▶ Stated task:
Copy every line of the items below, reproducing each character without change.
____ Task input
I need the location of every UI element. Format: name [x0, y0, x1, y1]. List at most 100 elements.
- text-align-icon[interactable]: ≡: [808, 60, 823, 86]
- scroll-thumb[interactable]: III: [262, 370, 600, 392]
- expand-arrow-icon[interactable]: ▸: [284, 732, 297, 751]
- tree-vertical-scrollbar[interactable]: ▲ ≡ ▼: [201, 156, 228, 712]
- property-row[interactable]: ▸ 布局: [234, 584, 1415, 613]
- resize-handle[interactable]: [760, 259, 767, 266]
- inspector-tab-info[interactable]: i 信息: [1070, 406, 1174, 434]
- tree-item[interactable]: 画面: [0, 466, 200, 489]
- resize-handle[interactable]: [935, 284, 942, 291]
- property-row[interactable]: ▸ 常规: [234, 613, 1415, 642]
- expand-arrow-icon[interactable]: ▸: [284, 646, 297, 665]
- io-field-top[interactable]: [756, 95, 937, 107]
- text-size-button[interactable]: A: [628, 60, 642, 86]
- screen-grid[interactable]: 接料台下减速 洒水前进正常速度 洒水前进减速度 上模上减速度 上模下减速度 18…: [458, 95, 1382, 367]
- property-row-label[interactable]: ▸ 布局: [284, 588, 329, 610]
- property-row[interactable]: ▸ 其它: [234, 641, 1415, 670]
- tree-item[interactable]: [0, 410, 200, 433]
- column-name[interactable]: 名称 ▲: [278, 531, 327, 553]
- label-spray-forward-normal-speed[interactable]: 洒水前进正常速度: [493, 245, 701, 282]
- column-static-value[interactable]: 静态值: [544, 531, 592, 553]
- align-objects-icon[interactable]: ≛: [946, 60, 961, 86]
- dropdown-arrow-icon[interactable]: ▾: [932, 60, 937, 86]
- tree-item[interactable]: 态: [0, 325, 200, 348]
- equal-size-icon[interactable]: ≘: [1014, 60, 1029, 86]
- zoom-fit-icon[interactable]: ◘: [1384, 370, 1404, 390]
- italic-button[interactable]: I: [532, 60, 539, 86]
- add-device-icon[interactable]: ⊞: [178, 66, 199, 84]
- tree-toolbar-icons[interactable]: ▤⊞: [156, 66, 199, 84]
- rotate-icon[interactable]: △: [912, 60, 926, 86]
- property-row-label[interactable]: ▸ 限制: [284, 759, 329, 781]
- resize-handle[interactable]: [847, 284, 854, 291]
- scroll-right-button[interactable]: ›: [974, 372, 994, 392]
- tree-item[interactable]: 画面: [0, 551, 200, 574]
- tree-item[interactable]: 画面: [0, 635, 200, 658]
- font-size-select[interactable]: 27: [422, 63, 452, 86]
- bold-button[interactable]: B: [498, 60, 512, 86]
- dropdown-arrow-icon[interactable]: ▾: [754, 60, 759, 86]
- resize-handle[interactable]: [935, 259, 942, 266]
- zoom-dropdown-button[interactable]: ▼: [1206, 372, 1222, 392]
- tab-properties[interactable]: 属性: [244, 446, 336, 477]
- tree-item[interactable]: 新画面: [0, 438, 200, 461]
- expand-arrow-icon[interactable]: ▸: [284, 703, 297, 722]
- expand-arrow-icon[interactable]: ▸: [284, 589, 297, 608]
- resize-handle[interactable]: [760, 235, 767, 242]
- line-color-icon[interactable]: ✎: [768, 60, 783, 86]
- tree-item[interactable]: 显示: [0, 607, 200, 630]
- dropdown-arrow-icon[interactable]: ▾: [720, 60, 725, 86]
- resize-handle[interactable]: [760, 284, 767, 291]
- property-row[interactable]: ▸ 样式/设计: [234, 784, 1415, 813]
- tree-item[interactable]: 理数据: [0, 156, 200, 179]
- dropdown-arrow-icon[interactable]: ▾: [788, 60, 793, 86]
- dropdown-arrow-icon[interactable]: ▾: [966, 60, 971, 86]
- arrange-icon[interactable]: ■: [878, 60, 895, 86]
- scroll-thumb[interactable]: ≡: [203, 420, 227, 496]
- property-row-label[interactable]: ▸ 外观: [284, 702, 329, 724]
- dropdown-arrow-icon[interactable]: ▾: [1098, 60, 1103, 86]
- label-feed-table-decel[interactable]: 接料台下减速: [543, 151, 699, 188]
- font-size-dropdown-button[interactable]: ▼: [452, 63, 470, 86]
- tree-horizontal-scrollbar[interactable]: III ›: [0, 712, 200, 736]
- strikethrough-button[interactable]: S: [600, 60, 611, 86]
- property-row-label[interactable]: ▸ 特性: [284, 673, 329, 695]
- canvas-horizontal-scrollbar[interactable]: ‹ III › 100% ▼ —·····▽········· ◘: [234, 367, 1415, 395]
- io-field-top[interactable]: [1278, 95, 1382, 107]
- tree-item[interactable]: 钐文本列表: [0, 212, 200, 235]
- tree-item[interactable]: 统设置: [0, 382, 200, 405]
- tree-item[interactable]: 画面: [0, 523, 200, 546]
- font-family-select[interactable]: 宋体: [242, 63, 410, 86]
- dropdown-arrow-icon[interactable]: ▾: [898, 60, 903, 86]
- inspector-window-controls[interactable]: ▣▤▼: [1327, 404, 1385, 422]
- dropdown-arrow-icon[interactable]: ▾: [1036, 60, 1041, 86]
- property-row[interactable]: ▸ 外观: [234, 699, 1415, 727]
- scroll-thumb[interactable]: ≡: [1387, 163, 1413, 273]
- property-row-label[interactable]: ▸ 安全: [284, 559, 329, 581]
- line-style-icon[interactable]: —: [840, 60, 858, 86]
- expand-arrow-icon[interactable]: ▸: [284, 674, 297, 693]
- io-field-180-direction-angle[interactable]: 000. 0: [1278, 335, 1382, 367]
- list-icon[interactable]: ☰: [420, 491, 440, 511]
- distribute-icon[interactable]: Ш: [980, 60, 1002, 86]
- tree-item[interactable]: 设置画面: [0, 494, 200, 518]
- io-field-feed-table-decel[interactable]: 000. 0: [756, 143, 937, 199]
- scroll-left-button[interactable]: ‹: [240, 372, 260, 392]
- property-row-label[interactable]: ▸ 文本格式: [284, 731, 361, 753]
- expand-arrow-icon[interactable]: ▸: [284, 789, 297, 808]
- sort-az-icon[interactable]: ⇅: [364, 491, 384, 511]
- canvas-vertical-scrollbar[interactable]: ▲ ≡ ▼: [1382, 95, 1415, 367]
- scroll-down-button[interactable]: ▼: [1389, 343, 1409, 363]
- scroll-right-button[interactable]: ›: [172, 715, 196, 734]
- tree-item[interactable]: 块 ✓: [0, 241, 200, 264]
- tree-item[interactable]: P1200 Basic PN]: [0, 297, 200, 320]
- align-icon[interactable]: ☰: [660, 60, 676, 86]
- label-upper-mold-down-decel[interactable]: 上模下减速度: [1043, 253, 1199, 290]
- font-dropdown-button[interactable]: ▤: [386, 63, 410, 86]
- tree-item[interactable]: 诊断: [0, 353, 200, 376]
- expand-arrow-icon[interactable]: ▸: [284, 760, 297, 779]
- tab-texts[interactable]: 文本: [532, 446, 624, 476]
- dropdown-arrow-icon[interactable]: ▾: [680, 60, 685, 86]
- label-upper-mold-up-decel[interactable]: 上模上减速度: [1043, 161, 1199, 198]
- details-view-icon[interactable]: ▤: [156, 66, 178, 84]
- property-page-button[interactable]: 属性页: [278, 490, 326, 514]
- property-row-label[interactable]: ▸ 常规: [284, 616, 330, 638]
________
▶ Task answer:
I need the location of every UI element. Format: name [x0, y0, x1, y1]. List at most 100 elements.
- text-align-icon[interactable]: ≡: [808, 60, 823, 86]
- scroll-thumb[interactable]: III: [262, 370, 600, 392]
- expand-arrow-icon[interactable]: ▸: [284, 732, 297, 751]
- tree-vertical-scrollbar[interactable]: ▲ ≡ ▼: [201, 156, 228, 712]
- property-row[interactable]: ▸ 布局: [234, 584, 1415, 613]
- resize-handle[interactable]: [760, 259, 767, 266]
- inspector-tab-info[interactable]: i 信息: [1070, 406, 1174, 434]
- tree-item[interactable]: 画面: [0, 466, 200, 489]
- resize-handle[interactable]: [935, 284, 942, 291]
- property-row[interactable]: ▸ 常规: [234, 613, 1415, 642]
- expand-arrow-icon[interactable]: ▸: [284, 646, 297, 665]
- io-field-top[interactable]: [756, 95, 937, 107]
- text-size-button[interactable]: A: [628, 60, 642, 86]
- screen-grid[interactable]: 接料台下减速 洒水前进正常速度 洒水前进减速度 上模上减速度 上模下减速度 18…: [458, 95, 1382, 367]
- property-row-label[interactable]: ▸ 布局: [284, 588, 329, 610]
- property-row[interactable]: ▸ 其它: [234, 641, 1415, 670]
- tree-item[interactable]: [0, 410, 200, 433]
- column-name[interactable]: 名称 ▲: [278, 531, 327, 553]
- label-spray-forward-normal-speed[interactable]: 洒水前进正常速度: [493, 245, 701, 282]
- column-static-value[interactable]: 静态值: [544, 531, 592, 553]
- align-objects-icon[interactable]: ≛: [946, 60, 961, 86]
- dropdown-arrow-icon[interactable]: ▾: [932, 60, 937, 86]
- tree-item[interactable]: 态: [0, 325, 200, 348]
- equal-size-icon[interactable]: ≘: [1014, 60, 1029, 86]
- zoom-fit-icon[interactable]: ◘: [1384, 370, 1404, 390]
- italic-button[interactable]: I: [532, 60, 539, 86]
- add-device-icon[interactable]: ⊞: [178, 66, 199, 84]
- tree-toolbar-icons[interactable]: ▤⊞: [156, 66, 199, 84]
- rotate-icon[interactable]: △: [912, 60, 926, 86]
- property-row-label[interactable]: ▸ 限制: [284, 759, 329, 781]
- resize-handle[interactable]: [847, 284, 854, 291]
- scroll-right-button[interactable]: ›: [974, 372, 994, 392]
- tree-item[interactable]: 画面: [0, 551, 200, 574]
- tree-item[interactable]: 画面: [0, 635, 200, 658]
- font-size-select[interactable]: 27: [422, 63, 452, 86]
- bold-button[interactable]: B: [498, 60, 512, 86]
- dropdown-arrow-icon[interactable]: ▾: [754, 60, 759, 86]
- resize-handle[interactable]: [935, 259, 942, 266]
- zoom-dropdown-button[interactable]: ▼: [1206, 372, 1222, 392]
- tab-properties[interactable]: 属性: [244, 446, 336, 477]
- tree-item[interactable]: 新画面: [0, 438, 200, 461]
- expand-arrow-icon[interactable]: ▸: [284, 703, 297, 722]
- expand-arrow-icon[interactable]: ▸: [284, 589, 297, 608]
- resize-handle[interactable]: [760, 235, 767, 242]
- line-color-icon[interactable]: ✎: [768, 60, 783, 86]
- tree-item[interactable]: 显示: [0, 607, 200, 630]
- dropdown-arrow-icon[interactable]: ▾: [720, 60, 725, 86]
- resize-handle[interactable]: [760, 284, 767, 291]
- property-row[interactable]: ▸ 样式/设计: [234, 784, 1415, 813]
- tree-item[interactable]: 理数据: [0, 156, 200, 179]
- dropdown-arrow-icon[interactable]: ▾: [788, 60, 793, 86]
- dropdown-arrow-icon[interactable]: ▾: [966, 60, 971, 86]
- arrange-icon[interactable]: ■: [878, 60, 895, 86]
- scroll-thumb[interactable]: ≡: [203, 420, 227, 496]
- property-row-label[interactable]: ▸ 外观: [284, 702, 329, 724]
- dropdown-arrow-icon[interactable]: ▾: [1098, 60, 1103, 86]
- label-feed-table-decel[interactable]: 接料台下减速: [543, 151, 699, 188]
- font-size-dropdown-button[interactable]: ▼: [452, 63, 470, 86]
- tree-horizontal-scrollbar[interactable]: III ›: [0, 712, 200, 736]
- strikethrough-button[interactable]: S: [600, 60, 611, 86]
- property-row-label[interactable]: ▸ 特性: [284, 673, 329, 695]
- canvas-horizontal-scrollbar[interactable]: ‹ III › 100% ▼ —·····▽········· ◘: [234, 367, 1415, 395]
- io-field-top[interactable]: [1278, 95, 1382, 107]
- tree-item[interactable]: 钐文本列表: [0, 212, 200, 235]
- tree-item[interactable]: 统设置: [0, 382, 200, 405]
- tree-item[interactable]: 画面: [0, 523, 200, 546]
- font-family-select[interactable]: 宋体: [242, 63, 410, 86]
- dropdown-arrow-icon[interactable]: ▾: [898, 60, 903, 86]
- inspector-window-controls[interactable]: ▣▤▼: [1327, 404, 1385, 422]
- dropdown-arrow-icon[interactable]: ▾: [1036, 60, 1041, 86]
- property-row[interactable]: ▸ 外观: [234, 699, 1415, 727]
- scroll-thumb[interactable]: ≡: [1387, 163, 1413, 273]
- property-row-label[interactable]: ▸ 安全: [284, 559, 329, 581]
- line-style-icon[interactable]: —: [840, 60, 858, 86]
- expand-arrow-icon[interactable]: ▸: [284, 674, 297, 693]
- io-field-180-direction-angle[interactable]: 000. 0: [1278, 335, 1382, 367]
- list-icon[interactable]: ☰: [420, 491, 440, 511]
- distribute-icon[interactable]: Ш: [980, 60, 1002, 86]
- tree-item[interactable]: 设置画面: [0, 494, 200, 518]
- io-field-feed-table-decel[interactable]: 000. 0: [756, 143, 937, 199]
- scroll-left-button[interactable]: ‹: [240, 372, 260, 392]
- property-row-label[interactable]: ▸ 文本格式: [284, 731, 361, 753]
- expand-arrow-icon[interactable]: ▸: [284, 789, 297, 808]
- sort-az-icon[interactable]: ⇅: [364, 491, 384, 511]
- canvas-vertical-scrollbar[interactable]: ▲ ≡ ▼: [1382, 95, 1415, 367]
- scroll-down-button[interactable]: ▼: [1389, 343, 1409, 363]
- scroll-right-button[interactable]: ›: [172, 715, 196, 734]
- tree-item[interactable]: 块 ✓: [0, 241, 200, 264]
- tree-item[interactable]: P1200 Basic PN]: [0, 297, 200, 320]
- align-icon[interactable]: ☰: [660, 60, 676, 86]
- label-upper-mold-down-decel[interactable]: 上模下减速度: [1043, 253, 1199, 290]
- font-dropdown-button[interactable]: ▤: [386, 63, 410, 86]
- tree-item[interactable]: 诊断: [0, 353, 200, 376]
- expand-arrow-icon[interactable]: ▸: [284, 760, 297, 779]
- tab-texts[interactable]: 文本: [532, 446, 624, 476]
- dropdown-arrow-icon[interactable]: ▾: [680, 60, 685, 86]
- label-upper-mold-up-decel[interactable]: 上模上减速度: [1043, 161, 1199, 198]
- details-view-icon[interactable]: ▤: [156, 66, 178, 84]
- property-page-button[interactable]: 属性页: [278, 490, 326, 514]
- property-row-label[interactable]: ▸ 常规: [284, 616, 330, 638]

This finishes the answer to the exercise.